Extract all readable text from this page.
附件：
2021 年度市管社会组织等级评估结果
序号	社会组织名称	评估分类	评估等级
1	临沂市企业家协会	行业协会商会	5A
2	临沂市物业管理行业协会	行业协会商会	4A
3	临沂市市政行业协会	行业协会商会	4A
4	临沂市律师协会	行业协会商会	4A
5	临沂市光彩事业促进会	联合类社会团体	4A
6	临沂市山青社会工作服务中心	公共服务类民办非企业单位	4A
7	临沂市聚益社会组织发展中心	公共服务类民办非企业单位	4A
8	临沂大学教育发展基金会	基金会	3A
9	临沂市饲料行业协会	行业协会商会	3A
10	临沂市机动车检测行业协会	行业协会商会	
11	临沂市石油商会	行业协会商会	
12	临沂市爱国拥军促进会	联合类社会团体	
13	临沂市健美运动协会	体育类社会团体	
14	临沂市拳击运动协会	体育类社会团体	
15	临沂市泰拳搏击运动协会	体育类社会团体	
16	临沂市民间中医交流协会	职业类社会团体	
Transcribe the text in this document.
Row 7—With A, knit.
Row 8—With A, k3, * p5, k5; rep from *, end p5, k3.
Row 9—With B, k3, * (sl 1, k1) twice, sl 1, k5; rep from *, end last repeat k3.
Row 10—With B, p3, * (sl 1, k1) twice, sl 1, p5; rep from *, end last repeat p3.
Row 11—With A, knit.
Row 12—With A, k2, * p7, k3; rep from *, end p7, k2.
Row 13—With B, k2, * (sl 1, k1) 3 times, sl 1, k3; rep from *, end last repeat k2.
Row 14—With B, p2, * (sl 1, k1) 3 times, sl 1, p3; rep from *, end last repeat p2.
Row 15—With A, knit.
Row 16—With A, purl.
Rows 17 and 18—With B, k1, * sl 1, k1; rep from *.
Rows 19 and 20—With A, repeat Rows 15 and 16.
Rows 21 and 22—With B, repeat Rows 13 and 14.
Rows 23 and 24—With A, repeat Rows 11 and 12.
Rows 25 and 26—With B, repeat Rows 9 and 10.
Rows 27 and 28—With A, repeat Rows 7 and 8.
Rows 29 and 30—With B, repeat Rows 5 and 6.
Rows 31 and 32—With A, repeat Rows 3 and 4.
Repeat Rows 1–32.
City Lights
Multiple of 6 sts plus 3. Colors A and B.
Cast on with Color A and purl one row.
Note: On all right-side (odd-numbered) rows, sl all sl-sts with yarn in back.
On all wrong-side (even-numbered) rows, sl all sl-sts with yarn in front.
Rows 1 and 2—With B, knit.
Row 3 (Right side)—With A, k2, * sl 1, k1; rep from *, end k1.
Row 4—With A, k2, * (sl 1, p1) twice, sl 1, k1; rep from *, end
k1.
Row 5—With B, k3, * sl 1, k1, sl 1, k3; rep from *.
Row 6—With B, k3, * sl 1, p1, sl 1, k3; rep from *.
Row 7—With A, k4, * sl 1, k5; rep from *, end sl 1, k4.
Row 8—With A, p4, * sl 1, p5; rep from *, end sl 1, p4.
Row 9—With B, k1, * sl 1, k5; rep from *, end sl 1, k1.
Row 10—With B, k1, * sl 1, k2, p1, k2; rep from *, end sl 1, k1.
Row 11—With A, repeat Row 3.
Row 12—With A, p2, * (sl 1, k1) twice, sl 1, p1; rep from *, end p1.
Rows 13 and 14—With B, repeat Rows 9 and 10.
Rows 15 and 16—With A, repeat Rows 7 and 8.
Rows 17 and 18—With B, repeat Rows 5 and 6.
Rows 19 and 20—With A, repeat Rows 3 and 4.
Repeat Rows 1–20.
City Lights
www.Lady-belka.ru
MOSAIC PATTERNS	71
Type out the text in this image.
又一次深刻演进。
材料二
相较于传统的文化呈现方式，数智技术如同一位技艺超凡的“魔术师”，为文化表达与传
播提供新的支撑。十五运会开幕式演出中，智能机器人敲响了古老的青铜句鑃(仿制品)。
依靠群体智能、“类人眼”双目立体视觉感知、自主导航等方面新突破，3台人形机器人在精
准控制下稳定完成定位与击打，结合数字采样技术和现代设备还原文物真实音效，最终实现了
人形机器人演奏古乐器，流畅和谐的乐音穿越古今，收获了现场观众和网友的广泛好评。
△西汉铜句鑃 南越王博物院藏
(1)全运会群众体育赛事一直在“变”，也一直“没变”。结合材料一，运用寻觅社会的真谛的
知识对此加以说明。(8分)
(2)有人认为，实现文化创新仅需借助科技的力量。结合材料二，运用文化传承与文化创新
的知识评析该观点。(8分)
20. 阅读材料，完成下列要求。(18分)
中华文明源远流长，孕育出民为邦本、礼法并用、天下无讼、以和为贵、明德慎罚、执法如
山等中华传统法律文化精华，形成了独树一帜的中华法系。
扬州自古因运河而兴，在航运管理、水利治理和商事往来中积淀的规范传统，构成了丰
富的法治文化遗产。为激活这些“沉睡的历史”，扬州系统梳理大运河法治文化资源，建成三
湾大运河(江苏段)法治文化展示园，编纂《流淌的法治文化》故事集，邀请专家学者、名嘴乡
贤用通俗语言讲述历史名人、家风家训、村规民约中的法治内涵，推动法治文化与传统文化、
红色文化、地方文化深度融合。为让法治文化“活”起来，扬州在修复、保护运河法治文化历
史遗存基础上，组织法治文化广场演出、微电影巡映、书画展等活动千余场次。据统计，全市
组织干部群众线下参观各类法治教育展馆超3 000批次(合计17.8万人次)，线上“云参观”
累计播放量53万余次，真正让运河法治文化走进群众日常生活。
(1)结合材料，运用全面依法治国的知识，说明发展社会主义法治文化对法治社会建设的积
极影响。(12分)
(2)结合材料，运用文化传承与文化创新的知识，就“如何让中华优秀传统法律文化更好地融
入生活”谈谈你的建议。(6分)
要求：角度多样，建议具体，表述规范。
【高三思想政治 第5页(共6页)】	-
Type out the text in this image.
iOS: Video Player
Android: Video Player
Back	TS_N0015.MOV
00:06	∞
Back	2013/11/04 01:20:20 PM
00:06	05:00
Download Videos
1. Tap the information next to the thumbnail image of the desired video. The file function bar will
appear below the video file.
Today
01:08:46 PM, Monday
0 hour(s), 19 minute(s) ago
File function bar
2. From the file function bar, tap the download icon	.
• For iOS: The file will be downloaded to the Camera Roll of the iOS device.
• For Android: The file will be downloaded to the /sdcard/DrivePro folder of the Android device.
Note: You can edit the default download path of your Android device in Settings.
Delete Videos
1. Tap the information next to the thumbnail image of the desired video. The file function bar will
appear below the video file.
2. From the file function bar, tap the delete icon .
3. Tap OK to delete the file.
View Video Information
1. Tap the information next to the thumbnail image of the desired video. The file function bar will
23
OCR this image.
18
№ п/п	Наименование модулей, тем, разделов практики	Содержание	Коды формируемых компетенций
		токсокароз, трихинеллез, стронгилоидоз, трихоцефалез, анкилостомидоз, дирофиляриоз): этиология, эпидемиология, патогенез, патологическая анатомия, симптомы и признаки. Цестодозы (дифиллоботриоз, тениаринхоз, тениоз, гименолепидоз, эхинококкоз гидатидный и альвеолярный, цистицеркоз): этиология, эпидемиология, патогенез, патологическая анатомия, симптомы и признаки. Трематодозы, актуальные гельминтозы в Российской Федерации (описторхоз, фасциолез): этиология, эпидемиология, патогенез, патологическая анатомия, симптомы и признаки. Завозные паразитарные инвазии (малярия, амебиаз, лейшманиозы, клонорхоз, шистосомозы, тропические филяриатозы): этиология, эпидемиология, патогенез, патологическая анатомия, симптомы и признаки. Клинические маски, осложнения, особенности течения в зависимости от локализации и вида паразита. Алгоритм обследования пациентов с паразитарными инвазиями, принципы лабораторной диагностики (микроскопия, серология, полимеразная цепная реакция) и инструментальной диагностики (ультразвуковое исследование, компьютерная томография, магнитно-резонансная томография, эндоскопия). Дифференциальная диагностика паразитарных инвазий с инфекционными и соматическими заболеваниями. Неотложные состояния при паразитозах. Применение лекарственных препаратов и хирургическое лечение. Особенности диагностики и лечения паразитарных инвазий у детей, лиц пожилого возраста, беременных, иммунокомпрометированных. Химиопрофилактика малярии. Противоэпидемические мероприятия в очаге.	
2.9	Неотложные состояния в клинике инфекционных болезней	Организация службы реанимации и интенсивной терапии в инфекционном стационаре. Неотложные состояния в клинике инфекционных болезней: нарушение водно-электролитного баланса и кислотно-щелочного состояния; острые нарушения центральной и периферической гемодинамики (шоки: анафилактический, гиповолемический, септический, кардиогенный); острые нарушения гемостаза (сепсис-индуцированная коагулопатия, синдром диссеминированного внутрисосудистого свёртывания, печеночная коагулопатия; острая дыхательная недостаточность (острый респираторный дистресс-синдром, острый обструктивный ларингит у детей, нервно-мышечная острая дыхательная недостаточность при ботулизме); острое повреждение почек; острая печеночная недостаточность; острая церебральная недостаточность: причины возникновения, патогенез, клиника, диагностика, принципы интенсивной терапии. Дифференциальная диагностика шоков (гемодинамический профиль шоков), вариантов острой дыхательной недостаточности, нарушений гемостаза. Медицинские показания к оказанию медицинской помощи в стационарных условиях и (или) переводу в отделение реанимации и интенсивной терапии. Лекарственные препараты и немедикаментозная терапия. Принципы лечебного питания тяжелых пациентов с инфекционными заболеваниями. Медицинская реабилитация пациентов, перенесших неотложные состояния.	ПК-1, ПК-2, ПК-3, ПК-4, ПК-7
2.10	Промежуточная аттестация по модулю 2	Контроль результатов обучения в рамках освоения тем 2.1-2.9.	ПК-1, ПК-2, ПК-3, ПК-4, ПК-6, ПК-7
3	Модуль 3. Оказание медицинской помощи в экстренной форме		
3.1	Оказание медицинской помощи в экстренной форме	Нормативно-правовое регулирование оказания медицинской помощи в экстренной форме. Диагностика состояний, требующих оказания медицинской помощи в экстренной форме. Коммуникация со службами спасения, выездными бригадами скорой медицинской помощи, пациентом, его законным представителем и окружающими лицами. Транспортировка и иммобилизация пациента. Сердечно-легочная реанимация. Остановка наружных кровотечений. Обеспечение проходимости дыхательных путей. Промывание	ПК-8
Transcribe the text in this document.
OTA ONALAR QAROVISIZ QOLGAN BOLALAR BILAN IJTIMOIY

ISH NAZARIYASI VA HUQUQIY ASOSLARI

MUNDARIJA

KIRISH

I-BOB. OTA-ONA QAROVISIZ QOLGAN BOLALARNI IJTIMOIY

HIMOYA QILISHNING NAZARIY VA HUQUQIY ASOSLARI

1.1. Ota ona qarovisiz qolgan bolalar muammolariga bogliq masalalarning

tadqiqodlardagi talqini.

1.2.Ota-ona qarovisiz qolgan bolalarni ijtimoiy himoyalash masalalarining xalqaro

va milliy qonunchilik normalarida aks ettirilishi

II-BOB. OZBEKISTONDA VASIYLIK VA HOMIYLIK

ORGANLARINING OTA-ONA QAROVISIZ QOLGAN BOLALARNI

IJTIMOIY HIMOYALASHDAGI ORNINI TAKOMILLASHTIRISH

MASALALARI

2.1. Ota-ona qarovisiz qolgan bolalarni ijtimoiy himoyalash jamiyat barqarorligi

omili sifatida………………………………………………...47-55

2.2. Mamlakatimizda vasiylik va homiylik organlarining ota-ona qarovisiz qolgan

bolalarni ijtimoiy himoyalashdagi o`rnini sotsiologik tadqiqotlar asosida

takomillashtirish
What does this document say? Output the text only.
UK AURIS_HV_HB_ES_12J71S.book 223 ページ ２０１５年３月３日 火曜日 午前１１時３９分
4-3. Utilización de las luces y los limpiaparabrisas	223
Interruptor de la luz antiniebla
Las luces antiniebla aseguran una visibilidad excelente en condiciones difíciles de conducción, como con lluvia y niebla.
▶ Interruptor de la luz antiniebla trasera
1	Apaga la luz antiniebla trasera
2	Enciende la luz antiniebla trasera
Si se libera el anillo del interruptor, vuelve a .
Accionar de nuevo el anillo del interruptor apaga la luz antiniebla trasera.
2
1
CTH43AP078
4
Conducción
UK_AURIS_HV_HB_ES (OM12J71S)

+++

Using the data above, copy each line that contains "Note".

COMPLETE RESPONSE:
Note: On all right-side (odd-numbered) rows, sl all sl-sts with yarn in back.
Note: You can edit the default download path of your Android device in Settings.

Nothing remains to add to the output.